----- Given entries -----

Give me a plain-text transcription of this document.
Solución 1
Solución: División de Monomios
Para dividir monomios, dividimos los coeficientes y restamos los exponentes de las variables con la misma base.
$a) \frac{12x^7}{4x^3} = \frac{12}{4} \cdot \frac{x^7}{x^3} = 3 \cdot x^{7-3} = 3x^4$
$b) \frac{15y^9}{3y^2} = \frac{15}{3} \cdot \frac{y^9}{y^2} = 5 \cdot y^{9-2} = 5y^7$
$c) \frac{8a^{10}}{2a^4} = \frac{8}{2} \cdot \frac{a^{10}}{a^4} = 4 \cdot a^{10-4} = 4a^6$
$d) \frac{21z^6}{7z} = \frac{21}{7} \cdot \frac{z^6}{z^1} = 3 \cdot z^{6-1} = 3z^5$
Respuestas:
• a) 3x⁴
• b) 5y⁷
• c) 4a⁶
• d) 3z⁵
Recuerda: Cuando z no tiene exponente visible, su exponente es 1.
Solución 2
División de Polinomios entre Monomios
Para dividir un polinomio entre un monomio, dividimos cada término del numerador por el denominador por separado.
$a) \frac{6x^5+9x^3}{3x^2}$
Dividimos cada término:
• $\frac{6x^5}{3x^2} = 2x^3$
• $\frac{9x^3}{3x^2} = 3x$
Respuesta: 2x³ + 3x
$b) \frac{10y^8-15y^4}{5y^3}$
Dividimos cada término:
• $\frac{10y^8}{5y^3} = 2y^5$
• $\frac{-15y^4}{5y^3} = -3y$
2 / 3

-----
----- Given entries -----

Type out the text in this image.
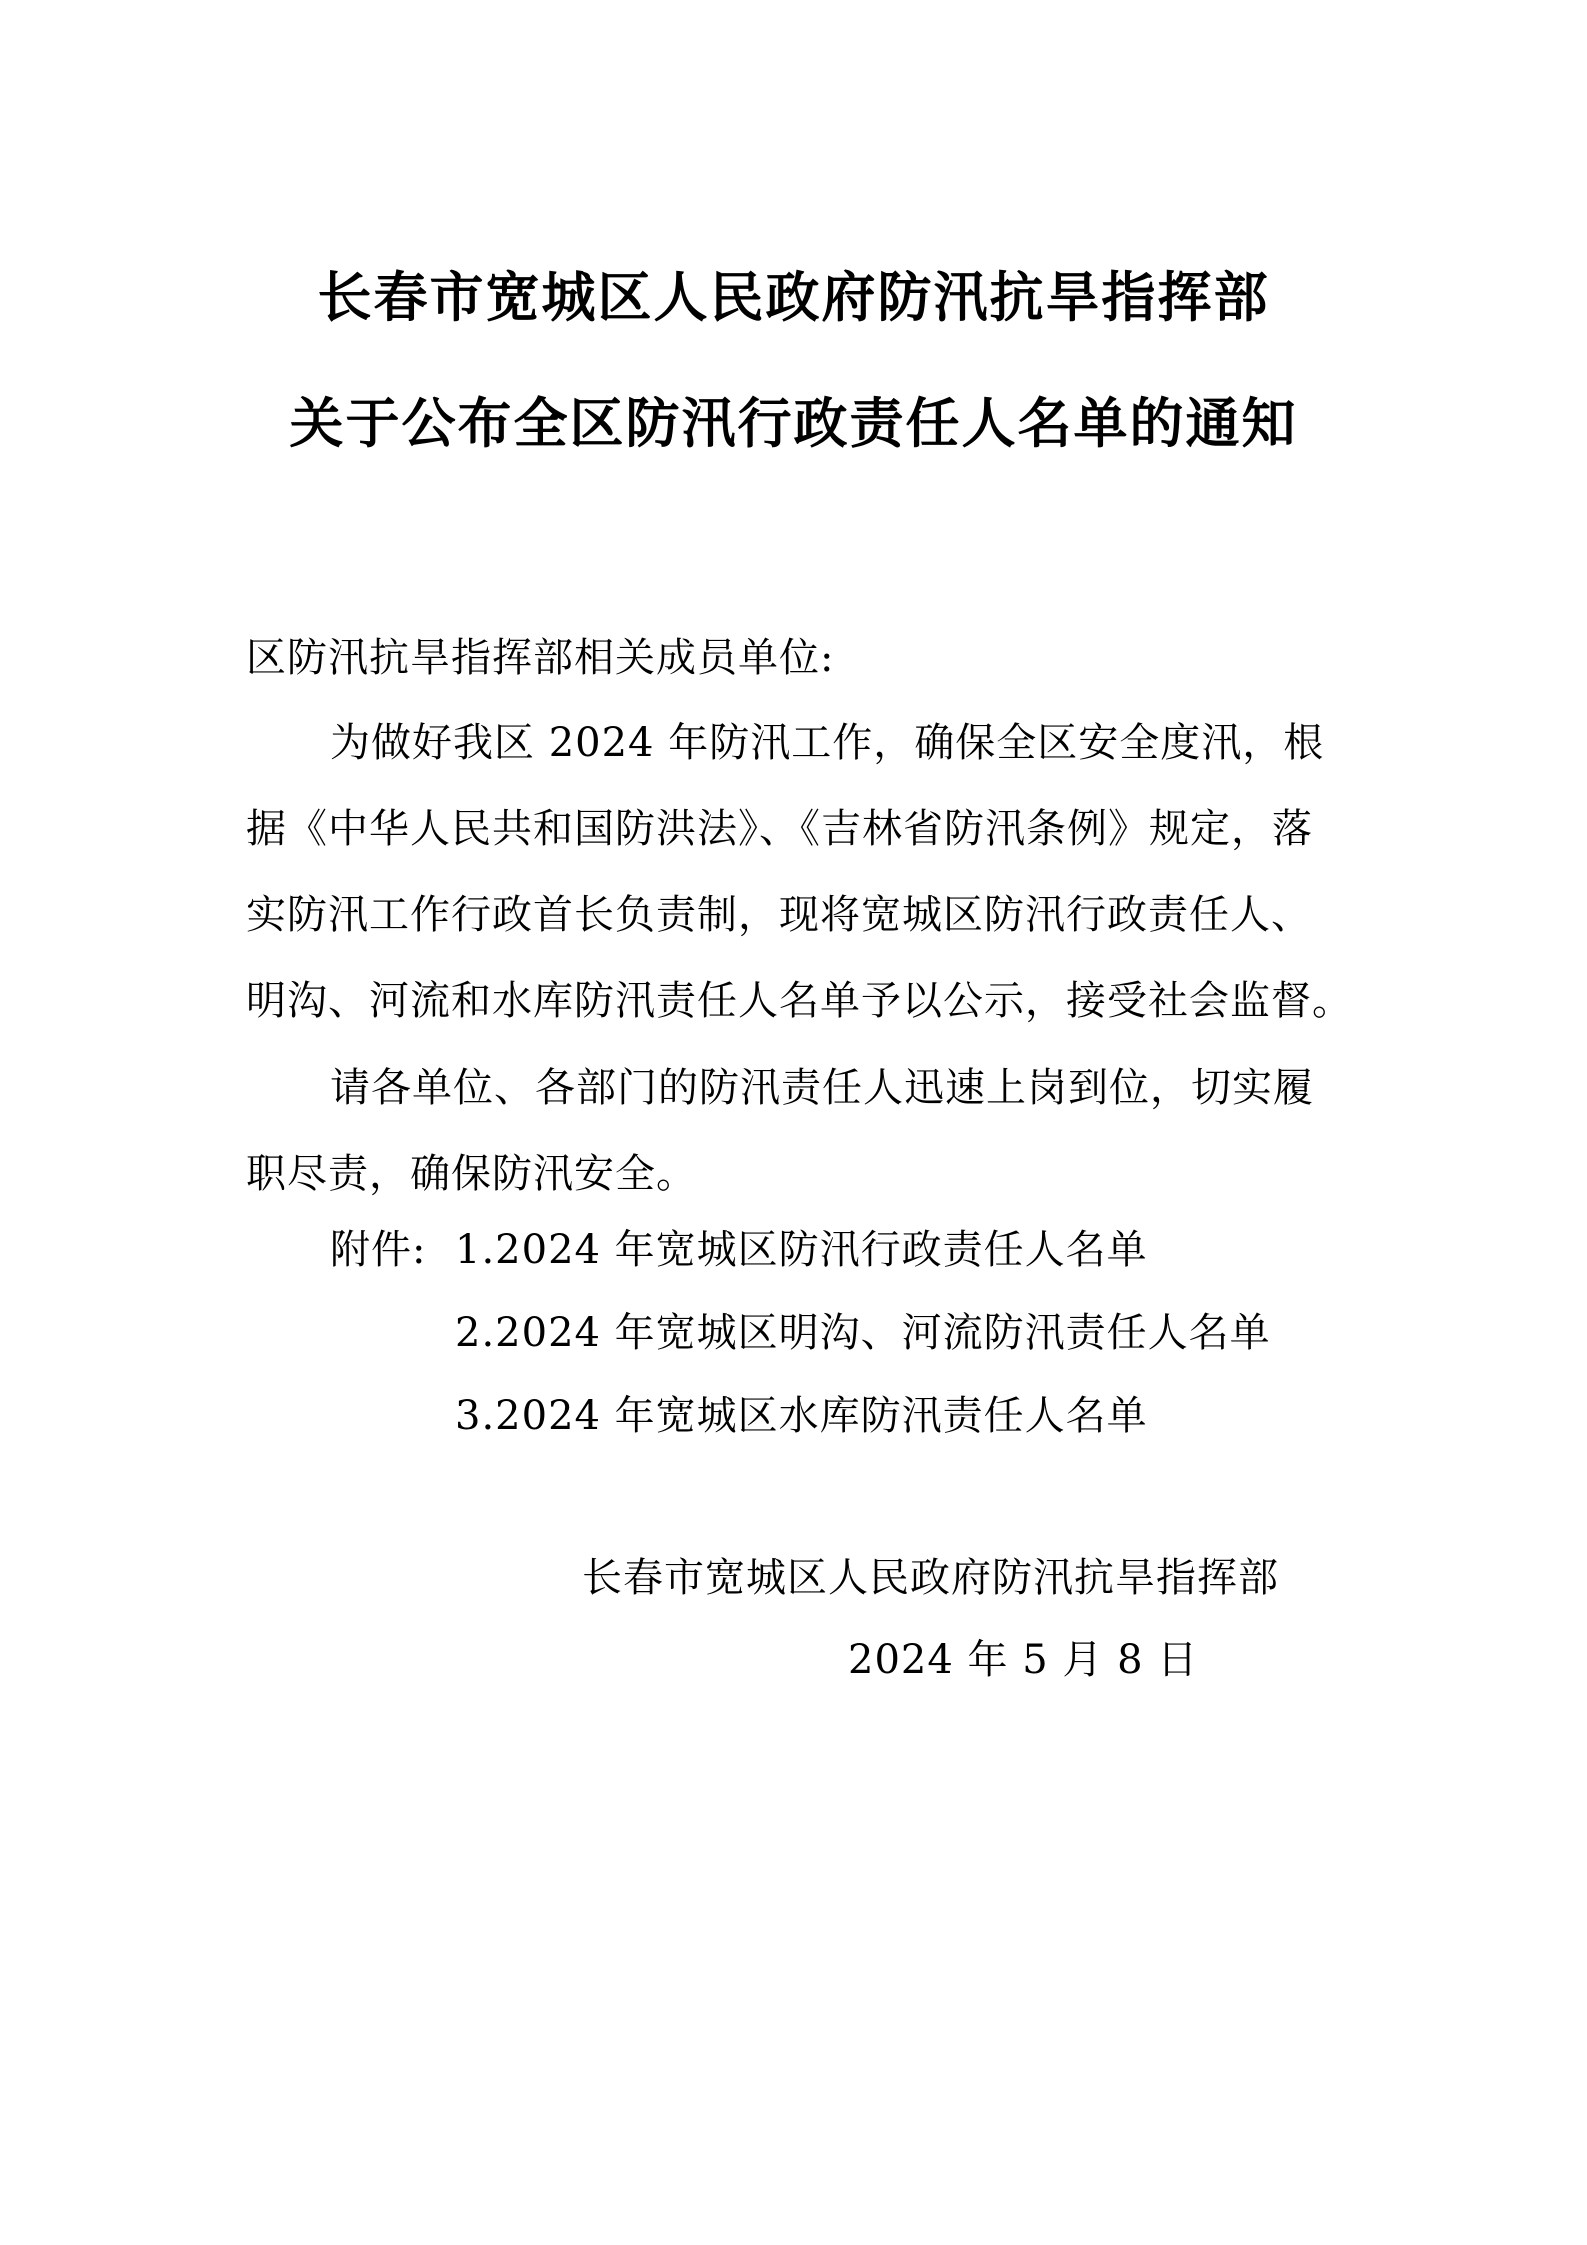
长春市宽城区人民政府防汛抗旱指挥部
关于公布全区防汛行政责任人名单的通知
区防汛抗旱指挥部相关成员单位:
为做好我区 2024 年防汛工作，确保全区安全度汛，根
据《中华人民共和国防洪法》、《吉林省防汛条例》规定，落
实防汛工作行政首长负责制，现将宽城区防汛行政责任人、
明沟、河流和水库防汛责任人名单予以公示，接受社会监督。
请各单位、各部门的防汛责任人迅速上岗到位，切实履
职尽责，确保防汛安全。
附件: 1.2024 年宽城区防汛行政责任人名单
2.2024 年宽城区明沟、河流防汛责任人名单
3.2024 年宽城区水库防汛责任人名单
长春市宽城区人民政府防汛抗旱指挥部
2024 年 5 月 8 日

-----
----- Given entries -----

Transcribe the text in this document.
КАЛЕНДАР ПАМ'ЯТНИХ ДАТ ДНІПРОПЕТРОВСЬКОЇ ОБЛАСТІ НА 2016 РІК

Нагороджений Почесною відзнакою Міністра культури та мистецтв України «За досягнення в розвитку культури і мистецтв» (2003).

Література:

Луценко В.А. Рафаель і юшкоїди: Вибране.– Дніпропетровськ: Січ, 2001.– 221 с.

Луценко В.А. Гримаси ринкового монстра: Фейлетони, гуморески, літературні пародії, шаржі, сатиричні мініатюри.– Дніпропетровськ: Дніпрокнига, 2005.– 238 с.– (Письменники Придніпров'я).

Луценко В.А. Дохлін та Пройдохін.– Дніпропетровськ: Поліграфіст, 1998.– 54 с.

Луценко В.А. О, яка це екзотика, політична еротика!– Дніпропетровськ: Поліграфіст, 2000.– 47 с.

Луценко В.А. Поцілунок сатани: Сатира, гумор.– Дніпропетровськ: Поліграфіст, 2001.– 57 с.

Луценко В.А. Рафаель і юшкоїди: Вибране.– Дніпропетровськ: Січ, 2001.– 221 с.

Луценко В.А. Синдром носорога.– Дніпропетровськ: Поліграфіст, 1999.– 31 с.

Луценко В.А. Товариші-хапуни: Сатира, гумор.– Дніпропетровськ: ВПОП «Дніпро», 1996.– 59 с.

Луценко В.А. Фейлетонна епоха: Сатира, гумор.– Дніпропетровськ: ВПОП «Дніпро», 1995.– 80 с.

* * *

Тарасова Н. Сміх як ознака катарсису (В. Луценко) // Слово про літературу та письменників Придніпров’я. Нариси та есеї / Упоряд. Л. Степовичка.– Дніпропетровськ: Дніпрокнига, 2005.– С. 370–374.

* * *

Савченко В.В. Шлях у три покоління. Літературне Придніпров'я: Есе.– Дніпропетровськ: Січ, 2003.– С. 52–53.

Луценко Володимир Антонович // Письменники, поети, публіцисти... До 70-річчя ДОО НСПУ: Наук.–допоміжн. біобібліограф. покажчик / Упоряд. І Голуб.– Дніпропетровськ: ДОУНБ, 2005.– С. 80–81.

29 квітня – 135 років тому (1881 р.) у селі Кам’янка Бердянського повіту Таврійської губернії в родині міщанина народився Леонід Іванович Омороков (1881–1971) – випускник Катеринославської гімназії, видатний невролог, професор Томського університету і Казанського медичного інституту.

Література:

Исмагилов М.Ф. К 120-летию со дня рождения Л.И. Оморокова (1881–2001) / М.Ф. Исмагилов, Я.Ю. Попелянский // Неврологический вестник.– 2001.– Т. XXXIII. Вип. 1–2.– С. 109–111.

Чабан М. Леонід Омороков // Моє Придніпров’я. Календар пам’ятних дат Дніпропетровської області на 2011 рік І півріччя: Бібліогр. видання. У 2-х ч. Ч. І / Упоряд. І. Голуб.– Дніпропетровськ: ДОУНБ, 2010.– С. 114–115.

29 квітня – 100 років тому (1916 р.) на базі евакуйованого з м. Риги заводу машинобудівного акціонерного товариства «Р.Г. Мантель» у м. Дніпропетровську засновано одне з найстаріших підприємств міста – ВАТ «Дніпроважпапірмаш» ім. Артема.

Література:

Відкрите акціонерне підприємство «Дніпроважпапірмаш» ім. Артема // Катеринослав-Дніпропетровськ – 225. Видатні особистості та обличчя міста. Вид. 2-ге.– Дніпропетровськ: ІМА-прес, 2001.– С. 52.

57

-----

Work to do:
Find every line with "Письменники" in the listing and state how many there are, nothing else.

Reply to the exercise:
2